Within the material below, find each line bearing the word "Garth" and present it.

Records excerpted from a collection:
● ● ● ● ●
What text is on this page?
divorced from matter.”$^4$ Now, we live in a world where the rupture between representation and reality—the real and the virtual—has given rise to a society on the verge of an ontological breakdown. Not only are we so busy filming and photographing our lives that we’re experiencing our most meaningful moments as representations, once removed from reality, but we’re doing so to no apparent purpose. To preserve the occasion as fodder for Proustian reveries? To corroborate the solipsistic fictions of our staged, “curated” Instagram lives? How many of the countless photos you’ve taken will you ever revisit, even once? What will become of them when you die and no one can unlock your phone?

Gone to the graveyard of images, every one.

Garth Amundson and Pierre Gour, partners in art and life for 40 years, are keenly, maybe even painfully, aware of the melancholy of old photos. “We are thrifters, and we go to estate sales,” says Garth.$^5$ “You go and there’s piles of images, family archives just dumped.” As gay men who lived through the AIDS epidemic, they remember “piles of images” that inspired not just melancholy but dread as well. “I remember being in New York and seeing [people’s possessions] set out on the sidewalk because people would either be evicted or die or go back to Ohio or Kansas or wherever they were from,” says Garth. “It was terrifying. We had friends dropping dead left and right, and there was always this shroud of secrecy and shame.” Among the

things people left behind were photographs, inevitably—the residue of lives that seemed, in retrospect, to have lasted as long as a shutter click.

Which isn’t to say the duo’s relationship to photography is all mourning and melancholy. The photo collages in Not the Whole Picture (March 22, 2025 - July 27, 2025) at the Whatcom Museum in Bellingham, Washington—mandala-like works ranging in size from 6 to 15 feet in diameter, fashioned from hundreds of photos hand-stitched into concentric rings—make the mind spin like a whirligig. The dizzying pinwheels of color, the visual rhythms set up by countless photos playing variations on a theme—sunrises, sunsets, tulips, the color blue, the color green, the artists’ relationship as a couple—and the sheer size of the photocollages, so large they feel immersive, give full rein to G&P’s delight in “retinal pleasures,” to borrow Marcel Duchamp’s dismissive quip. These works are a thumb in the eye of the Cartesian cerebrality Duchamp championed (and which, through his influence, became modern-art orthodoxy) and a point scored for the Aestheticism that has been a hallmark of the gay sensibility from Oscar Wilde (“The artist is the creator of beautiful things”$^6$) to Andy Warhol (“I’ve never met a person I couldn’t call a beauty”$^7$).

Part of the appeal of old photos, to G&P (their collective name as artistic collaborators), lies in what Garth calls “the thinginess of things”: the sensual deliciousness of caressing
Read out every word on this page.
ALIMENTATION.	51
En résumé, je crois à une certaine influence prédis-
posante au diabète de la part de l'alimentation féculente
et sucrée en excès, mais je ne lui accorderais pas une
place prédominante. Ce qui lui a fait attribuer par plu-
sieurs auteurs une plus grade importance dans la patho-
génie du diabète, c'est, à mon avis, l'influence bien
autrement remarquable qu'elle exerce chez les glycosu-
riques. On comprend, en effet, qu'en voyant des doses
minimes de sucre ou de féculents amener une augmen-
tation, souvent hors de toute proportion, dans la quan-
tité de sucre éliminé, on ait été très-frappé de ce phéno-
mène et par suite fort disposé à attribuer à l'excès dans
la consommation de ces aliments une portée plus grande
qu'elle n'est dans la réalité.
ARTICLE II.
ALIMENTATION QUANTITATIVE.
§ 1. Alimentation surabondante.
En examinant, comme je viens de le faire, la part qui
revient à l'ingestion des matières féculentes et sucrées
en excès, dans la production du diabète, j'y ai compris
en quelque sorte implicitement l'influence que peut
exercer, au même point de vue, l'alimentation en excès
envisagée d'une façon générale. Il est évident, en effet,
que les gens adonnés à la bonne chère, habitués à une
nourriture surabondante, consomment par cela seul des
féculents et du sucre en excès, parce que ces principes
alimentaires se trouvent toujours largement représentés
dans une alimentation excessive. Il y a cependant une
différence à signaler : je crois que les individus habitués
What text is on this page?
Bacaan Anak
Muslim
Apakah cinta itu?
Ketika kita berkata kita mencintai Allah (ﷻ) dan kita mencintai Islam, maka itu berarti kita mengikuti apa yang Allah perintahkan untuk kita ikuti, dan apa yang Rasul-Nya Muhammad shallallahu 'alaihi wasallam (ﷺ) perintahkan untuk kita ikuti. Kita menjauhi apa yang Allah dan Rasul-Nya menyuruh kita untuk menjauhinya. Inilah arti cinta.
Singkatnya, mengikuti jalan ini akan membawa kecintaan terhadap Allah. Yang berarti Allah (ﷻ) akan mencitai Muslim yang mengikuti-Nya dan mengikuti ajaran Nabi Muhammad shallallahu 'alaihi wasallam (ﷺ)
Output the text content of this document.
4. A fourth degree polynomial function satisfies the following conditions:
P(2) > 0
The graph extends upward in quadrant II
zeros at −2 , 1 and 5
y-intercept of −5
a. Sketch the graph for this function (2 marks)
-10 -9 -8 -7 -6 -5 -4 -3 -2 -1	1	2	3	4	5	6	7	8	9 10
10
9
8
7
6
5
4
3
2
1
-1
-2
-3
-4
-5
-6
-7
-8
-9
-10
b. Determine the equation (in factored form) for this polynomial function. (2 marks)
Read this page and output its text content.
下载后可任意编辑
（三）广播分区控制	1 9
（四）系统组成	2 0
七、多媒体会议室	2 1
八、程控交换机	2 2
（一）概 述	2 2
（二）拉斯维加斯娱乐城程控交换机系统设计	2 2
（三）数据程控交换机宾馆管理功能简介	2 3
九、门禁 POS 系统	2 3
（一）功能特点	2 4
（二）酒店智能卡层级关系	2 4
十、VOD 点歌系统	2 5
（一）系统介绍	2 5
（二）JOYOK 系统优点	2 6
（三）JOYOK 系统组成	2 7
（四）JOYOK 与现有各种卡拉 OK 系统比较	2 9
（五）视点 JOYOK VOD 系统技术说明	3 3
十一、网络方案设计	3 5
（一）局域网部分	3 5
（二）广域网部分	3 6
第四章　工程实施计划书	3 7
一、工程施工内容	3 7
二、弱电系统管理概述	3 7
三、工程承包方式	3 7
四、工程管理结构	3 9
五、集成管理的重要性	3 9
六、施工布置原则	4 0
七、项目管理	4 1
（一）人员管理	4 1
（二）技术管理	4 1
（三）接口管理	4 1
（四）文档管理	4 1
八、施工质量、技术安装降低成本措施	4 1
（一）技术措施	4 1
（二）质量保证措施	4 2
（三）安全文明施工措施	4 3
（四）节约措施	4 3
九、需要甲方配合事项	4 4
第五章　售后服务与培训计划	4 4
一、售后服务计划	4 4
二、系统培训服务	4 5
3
● ● ● ● ●
Correct answer.
Garth Amundson and Pierre Gour, partners in art and life for 40 years, are keenly, maybe even painfully, aware of the melancholy of old photos. “We are thrifters, and we go to estate sales,” says Garth.$^5$ “You go and there’s piles of images, family archives just dumped.” As gay men who lived through the AIDS epidemic, they remember “piles of images” that inspired not just melancholy but dread as well. “I remember being in New York and seeing [people’s possessions] set out on the sidewalk because people would either be evicted or die or go back to Ohio or Kansas or wherever they were from,” says Garth. “It was terrifying. We had friends dropping dead left and right, and there was always this shroud of secrecy and shame.” Among the
Part of the appeal of old photos, to G&P (their collective name as artistic collaborators), lies in what Garth calls “the thinginess of things”: the sensual deliciousness of caressing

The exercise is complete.